What to produce:
Please turn the rows from the start through the line containing "buy-price: 1.3797: [282, 79, 356, 106]" into a Markdown table. Use the columns No and Line, numbering each line and leaving out any blank lines.

====================

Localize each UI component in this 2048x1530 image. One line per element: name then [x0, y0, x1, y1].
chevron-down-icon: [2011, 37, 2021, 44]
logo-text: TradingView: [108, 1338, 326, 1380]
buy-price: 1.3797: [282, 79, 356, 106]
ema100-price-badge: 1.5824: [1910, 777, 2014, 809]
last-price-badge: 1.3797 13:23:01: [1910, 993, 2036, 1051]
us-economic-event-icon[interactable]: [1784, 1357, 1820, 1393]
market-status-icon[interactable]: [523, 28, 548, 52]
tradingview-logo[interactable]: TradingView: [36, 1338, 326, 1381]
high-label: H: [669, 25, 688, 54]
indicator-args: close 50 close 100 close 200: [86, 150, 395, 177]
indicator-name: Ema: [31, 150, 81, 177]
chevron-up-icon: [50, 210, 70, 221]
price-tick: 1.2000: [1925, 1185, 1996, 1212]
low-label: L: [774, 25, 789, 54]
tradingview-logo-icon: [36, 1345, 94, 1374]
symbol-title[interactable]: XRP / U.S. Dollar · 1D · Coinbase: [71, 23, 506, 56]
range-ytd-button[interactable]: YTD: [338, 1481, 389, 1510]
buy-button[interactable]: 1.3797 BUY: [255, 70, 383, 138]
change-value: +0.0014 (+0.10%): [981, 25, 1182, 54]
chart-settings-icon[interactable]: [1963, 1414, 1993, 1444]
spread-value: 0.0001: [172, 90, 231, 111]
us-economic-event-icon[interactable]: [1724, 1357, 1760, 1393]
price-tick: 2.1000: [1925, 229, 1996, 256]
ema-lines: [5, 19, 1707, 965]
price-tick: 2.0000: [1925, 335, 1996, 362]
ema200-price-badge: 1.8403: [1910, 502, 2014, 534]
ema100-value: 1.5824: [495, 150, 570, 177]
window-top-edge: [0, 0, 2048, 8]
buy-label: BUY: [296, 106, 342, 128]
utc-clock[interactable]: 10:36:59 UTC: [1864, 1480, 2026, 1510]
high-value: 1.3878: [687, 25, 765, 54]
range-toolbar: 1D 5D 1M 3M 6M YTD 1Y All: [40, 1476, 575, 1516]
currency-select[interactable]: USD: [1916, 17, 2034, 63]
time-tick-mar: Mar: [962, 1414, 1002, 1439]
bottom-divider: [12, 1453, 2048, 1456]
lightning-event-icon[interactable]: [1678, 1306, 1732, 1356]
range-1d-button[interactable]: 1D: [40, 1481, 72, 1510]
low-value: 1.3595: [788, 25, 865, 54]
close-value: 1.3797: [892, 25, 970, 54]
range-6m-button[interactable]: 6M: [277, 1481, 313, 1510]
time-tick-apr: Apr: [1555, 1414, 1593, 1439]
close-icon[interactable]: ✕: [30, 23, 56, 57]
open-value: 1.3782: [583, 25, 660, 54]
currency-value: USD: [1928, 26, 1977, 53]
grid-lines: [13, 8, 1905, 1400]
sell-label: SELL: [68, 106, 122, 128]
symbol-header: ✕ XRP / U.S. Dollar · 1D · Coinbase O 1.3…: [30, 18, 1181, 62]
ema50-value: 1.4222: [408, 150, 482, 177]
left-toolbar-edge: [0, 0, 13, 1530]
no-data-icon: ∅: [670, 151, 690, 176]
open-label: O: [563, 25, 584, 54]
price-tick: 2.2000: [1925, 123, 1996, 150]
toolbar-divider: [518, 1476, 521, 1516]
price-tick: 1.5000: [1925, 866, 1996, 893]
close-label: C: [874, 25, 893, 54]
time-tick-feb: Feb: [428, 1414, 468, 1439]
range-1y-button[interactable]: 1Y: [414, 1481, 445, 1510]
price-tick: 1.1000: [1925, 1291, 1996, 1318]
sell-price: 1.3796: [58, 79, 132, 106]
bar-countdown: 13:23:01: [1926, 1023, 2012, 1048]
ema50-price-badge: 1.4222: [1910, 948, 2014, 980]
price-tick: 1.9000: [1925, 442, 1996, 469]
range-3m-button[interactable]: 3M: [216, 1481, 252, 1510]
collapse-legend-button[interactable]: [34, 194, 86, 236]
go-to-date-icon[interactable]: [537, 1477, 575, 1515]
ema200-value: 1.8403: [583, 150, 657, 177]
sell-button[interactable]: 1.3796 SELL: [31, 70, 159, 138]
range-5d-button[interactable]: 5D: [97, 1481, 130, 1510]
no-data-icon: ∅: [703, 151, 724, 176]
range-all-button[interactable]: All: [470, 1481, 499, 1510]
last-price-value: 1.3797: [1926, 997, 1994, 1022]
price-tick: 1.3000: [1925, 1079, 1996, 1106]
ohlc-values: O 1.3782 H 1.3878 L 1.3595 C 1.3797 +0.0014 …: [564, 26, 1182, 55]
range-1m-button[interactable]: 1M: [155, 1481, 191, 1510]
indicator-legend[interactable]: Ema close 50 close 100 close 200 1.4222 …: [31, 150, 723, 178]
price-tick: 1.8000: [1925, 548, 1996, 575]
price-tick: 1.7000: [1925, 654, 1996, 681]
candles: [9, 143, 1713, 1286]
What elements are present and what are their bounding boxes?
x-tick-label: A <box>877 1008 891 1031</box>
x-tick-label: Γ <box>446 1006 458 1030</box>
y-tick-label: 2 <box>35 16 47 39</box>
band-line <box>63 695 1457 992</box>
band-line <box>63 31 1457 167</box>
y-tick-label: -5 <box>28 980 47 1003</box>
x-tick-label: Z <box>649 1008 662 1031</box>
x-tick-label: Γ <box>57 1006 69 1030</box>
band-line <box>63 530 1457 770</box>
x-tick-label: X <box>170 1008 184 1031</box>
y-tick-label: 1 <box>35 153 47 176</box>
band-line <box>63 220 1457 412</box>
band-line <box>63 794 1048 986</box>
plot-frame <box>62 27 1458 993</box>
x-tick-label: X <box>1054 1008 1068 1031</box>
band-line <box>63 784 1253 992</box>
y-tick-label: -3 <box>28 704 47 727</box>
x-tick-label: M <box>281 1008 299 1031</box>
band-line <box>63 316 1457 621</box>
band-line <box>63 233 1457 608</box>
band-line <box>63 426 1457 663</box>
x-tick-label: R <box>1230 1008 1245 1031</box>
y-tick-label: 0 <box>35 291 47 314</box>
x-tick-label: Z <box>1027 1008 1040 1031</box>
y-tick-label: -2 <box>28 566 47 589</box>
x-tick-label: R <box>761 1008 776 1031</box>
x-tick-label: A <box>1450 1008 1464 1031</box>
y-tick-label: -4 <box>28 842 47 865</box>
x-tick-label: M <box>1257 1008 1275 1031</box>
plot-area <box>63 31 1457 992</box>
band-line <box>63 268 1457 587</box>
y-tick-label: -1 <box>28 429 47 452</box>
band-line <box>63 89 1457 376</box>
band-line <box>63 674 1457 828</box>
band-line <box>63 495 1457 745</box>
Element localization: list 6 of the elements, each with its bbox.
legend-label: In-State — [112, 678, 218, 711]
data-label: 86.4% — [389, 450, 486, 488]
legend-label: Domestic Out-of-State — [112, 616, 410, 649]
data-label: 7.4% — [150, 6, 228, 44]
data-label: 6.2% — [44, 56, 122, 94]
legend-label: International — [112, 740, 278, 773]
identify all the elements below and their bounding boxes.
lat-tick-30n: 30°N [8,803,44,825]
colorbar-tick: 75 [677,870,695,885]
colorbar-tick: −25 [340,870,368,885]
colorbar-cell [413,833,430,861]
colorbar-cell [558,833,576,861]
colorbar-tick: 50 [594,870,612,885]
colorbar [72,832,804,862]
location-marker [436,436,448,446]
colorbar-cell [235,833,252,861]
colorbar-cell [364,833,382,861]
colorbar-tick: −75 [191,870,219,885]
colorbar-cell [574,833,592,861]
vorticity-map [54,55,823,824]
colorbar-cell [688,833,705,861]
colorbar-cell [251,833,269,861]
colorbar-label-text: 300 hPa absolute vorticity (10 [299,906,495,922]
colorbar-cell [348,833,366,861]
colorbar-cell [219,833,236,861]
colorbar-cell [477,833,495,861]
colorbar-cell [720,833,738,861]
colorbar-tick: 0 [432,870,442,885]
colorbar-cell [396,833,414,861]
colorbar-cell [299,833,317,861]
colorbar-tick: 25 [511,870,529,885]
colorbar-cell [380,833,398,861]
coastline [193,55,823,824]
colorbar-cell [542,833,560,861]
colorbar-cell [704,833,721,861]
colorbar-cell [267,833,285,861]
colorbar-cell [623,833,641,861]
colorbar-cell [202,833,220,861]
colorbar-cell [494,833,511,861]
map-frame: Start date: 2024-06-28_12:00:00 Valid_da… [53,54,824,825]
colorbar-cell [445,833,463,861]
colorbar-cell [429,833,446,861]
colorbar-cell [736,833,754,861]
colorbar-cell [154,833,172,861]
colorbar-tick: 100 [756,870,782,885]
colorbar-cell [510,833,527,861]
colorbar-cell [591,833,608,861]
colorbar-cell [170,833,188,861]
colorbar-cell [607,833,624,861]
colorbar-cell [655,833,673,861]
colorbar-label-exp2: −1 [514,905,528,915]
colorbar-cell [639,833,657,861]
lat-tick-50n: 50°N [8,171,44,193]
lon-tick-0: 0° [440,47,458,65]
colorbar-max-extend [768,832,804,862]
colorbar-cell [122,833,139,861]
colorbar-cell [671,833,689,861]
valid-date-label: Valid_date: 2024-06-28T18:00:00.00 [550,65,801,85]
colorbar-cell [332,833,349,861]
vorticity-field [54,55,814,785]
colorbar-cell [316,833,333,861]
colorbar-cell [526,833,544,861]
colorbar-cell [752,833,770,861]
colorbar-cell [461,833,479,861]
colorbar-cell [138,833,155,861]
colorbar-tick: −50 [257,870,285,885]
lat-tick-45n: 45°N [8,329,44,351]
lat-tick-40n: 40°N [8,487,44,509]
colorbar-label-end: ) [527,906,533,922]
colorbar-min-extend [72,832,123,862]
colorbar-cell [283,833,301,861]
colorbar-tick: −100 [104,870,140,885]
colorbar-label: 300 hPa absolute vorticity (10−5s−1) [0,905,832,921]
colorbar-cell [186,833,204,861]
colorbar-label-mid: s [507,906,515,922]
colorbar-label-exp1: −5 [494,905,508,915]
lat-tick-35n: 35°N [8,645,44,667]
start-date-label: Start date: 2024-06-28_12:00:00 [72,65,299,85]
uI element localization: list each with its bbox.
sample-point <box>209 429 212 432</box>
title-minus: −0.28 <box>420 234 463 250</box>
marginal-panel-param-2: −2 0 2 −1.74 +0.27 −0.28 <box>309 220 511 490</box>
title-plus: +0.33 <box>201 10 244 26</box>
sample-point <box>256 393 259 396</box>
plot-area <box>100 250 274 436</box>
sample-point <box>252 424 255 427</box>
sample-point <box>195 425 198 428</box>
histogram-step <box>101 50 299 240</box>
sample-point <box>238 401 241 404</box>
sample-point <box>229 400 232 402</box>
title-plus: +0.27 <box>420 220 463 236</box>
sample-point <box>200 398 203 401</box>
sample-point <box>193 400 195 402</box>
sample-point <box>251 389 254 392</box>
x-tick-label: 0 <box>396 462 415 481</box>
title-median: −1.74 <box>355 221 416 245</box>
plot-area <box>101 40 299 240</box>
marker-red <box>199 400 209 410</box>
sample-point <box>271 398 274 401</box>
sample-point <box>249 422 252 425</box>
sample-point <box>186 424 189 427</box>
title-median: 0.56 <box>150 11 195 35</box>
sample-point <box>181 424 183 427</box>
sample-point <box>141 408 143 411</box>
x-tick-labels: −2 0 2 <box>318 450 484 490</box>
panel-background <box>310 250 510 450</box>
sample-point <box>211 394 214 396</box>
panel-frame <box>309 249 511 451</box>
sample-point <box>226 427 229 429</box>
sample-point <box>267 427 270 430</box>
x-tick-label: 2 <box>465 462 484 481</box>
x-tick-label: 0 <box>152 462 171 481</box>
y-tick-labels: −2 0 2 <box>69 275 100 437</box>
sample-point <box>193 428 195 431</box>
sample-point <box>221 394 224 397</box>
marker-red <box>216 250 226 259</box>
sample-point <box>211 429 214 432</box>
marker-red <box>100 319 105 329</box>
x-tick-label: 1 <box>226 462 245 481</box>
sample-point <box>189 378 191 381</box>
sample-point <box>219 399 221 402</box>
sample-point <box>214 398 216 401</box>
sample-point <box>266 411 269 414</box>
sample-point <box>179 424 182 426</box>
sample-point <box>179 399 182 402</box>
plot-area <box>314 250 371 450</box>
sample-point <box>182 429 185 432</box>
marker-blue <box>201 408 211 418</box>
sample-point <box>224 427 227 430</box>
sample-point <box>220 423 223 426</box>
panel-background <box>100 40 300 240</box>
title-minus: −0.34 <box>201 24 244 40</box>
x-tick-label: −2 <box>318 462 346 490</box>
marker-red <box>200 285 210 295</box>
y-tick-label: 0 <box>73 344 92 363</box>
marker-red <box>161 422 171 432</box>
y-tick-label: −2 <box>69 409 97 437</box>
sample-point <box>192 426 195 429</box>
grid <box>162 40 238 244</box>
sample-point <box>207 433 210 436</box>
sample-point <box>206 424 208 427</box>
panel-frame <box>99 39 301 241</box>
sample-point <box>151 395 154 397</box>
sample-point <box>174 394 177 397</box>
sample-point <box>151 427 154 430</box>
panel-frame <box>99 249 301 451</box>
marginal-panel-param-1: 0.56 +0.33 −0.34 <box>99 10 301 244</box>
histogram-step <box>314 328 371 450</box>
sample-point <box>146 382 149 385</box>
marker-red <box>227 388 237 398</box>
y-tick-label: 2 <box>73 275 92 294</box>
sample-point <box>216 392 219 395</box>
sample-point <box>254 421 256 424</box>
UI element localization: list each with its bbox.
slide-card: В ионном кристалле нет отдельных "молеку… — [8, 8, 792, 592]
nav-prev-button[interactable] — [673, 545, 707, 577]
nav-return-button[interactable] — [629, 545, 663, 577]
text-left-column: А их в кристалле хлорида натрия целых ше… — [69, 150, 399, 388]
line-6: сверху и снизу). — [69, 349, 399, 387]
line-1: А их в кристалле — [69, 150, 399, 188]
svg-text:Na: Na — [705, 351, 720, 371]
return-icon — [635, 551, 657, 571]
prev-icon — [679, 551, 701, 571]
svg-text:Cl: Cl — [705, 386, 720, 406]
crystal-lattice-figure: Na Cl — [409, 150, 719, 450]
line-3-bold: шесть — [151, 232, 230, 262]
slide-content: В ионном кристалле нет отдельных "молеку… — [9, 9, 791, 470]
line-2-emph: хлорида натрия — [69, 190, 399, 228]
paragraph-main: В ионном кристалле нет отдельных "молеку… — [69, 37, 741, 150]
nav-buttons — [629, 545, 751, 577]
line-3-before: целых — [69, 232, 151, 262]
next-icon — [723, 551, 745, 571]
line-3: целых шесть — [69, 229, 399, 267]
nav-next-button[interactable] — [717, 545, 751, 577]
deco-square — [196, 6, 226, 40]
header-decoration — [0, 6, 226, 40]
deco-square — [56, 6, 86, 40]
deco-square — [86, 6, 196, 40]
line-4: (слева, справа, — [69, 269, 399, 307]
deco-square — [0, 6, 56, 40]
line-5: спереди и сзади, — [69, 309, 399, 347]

====================

Written response:
| No | Line |
|---|---|
| 1 | Localize each UI component in this 2048x1530 image. One line per element: name then [x0, y0, x1, y1]. |
| 2 | chevron-down-icon: [2011, 37, 2021, 44] |
| 3 | logo-text: TradingView: [108, 1338, 326, 1380] |
| 4 | buy-price: 1.3797: [282, 79, 356, 106] |